From the listing, collect all lines containing the word "model".

┌─ EXERCISE INPUT

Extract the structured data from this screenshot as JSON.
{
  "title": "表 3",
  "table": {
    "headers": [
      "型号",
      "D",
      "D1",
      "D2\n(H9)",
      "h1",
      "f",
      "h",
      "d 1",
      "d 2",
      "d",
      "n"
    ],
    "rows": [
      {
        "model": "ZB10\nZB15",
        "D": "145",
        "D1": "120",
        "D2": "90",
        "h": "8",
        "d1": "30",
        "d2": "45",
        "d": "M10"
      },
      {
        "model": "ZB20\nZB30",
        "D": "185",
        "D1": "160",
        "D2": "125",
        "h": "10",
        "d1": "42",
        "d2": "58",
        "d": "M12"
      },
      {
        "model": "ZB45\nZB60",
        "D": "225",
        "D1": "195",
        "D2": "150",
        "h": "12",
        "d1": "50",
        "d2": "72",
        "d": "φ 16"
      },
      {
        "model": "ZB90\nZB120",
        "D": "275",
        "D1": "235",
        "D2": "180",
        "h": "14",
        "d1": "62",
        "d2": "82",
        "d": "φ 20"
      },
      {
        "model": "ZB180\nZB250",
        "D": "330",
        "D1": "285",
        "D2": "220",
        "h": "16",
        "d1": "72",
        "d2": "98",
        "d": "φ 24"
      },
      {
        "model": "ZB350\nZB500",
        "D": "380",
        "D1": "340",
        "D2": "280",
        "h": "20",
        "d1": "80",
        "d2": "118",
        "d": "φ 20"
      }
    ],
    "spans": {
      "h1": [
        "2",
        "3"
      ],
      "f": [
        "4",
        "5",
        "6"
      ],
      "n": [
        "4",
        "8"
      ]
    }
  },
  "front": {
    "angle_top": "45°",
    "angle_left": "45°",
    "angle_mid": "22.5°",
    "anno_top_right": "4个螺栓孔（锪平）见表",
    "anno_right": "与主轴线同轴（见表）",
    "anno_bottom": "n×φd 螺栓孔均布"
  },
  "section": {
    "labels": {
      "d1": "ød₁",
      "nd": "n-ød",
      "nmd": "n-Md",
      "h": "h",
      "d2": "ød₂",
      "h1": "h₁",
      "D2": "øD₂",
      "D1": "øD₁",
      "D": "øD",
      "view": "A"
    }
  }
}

└─

RESPONSE:
        "model": "ZB10\nZB15",
        "model": "ZB20\nZB30",
        "model": "ZB45\nZB60",
        "model": "ZB90\nZB120",
        "model": "ZB180\nZB250",
        "model": "ZB350\nZB500",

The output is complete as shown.